# Set problem
Please transcribe the listing below in full and word for word, without its pictures.

# Provided data
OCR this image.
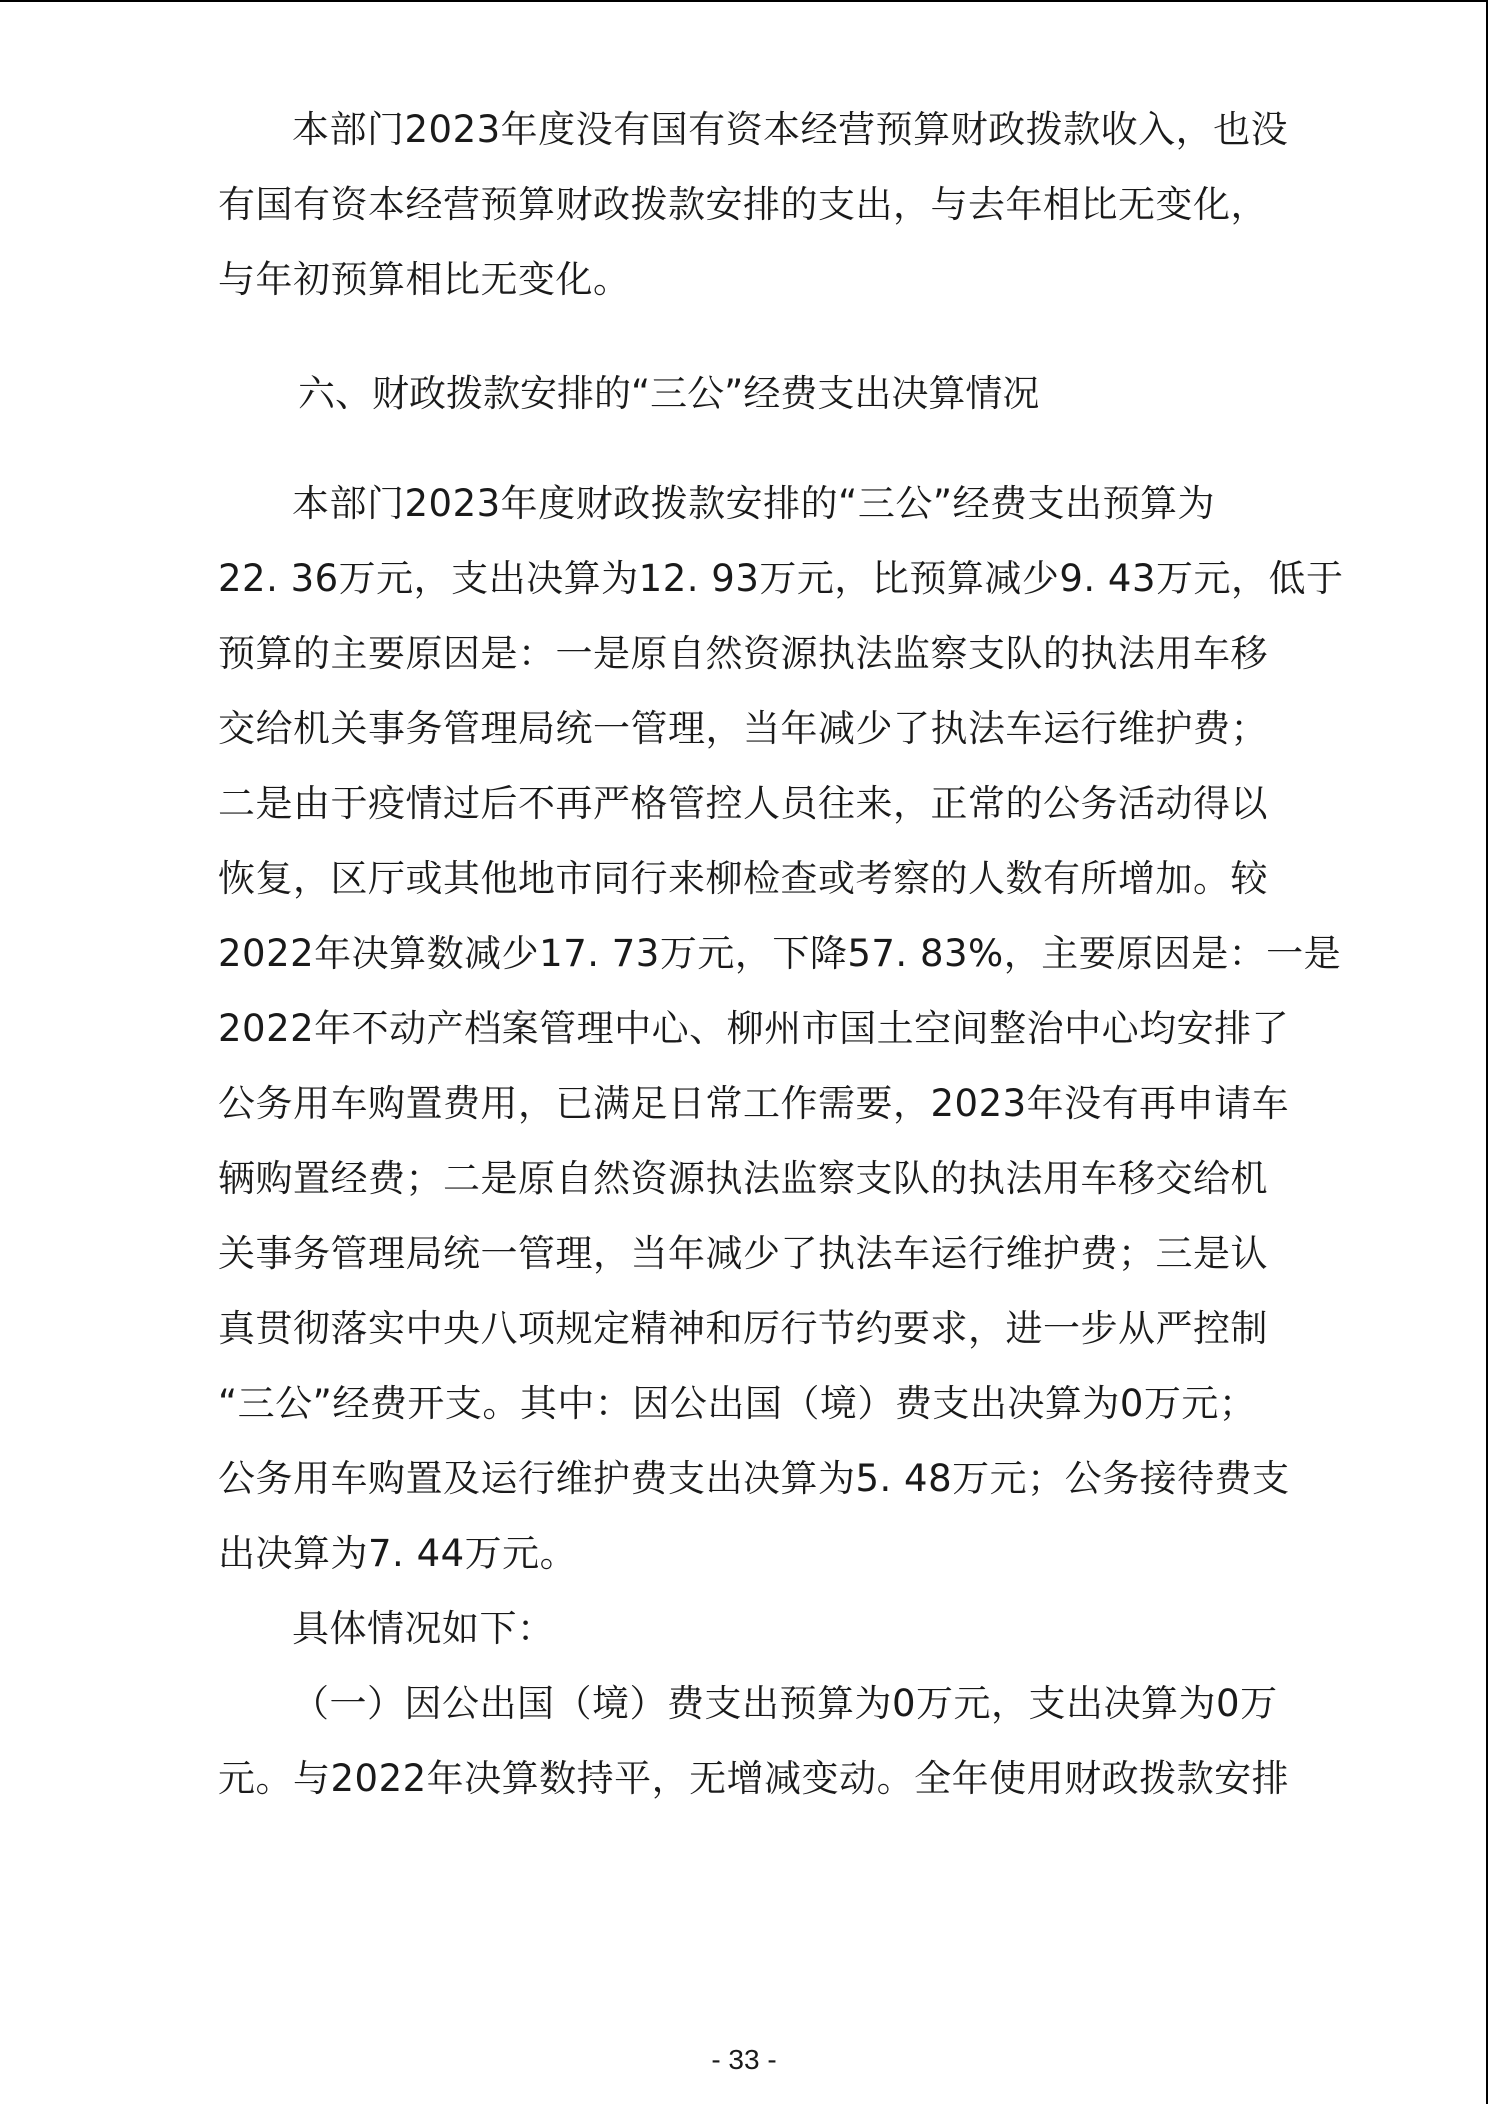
本部门2023年度没有国有资本经营预算财政拨款收入，也没
有国有资本经营预算财政拨款安排的支出，与去年相比无变化，
与年初预算相比无变化。
六、财政拨款安排的“三公”经费支出决算情况
本部门2023年度财政拨款安排的“三公”经费支出预算为
22. 36万元，支出决算为12. 93万元，比预算减少9. 43万元，低于
预算的主要原因是：一是原自然资源执法监察支队的执法用车移
交给机关事务管理局统一管理，当年减少了执法车运行维护费；
二是由于疫情过后不再严格管控人员往来，正常的公务活动得以
恢复，区厅或其他地市同行来柳检查或考察的人数有所增加。较
2022年决算数减少17. 73万元，下降57. 83%，主要原因是：一是
2022年不动产档案管理中心、柳州市国土空间整治中心均安排了
公务用车购置费用，已满足日常工作需要，2023年没有再申请车
辆购置经费；二是原自然资源执法监察支队的执法用车移交给机
关事务管理局统一管理，当年减少了执法车运行维护费；三是认
真贯彻落实中央八项规定精神和厉行节约要求，进一步从严控制
“三公”经费开支。其中：因公出国（境）费支出决算为0万元；
公务用车购置及运行维护费支出决算为5. 48万元；公务接待费支
出决算为7. 44万元。
具体情况如下：
（一）因公出国（境）费支出预算为0万元，支出决算为0万
元。与2022年决算数持平，无增减变动。全年使用财政拨款安排
- 33 -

# Exercise result
OCR this image.
本部门2023年度没有国有资本经营预算财政拨款收入，也没
有国有资本经营预算财政拨款安排的支出，与去年相比无变化，
与年初预算相比无变化。
六、财政拨款安排的“三公”经费支出决算情况
本部门2023年度财政拨款安排的“三公”经费支出预算为
22. 36万元，支出决算为12. 93万元，比预算减少9. 43万元，低于
预算的主要原因是：一是原自然资源执法监察支队的执法用车移
交给机关事务管理局统一管理，当年减少了执法车运行维护费；
二是由于疫情过后不再严格管控人员往来，正常的公务活动得以
恢复，区厅或其他地市同行来柳检查或考察的人数有所增加。较
2022年决算数减少17. 73万元，下降57. 83%，主要原因是：一是
2022年不动产档案管理中心、柳州市国土空间整治中心均安排了
公务用车购置费用，已满足日常工作需要，2023年没有再申请车
辆购置经费；二是原自然资源执法监察支队的执法用车移交给机
关事务管理局统一管理，当年减少了执法车运行维护费；三是认
真贯彻落实中央八项规定精神和厉行节约要求，进一步从严控制
“三公”经费开支。其中：因公出国（境）费支出决算为0万元；
公务用车购置及运行维护费支出决算为5. 48万元；公务接待费支
出决算为7. 44万元。
具体情况如下：
（一）因公出国（境）费支出预算为0万元，支出决算为0万
元。与2022年决算数持平，无增减变动。全年使用财政拨款安排
- 33 -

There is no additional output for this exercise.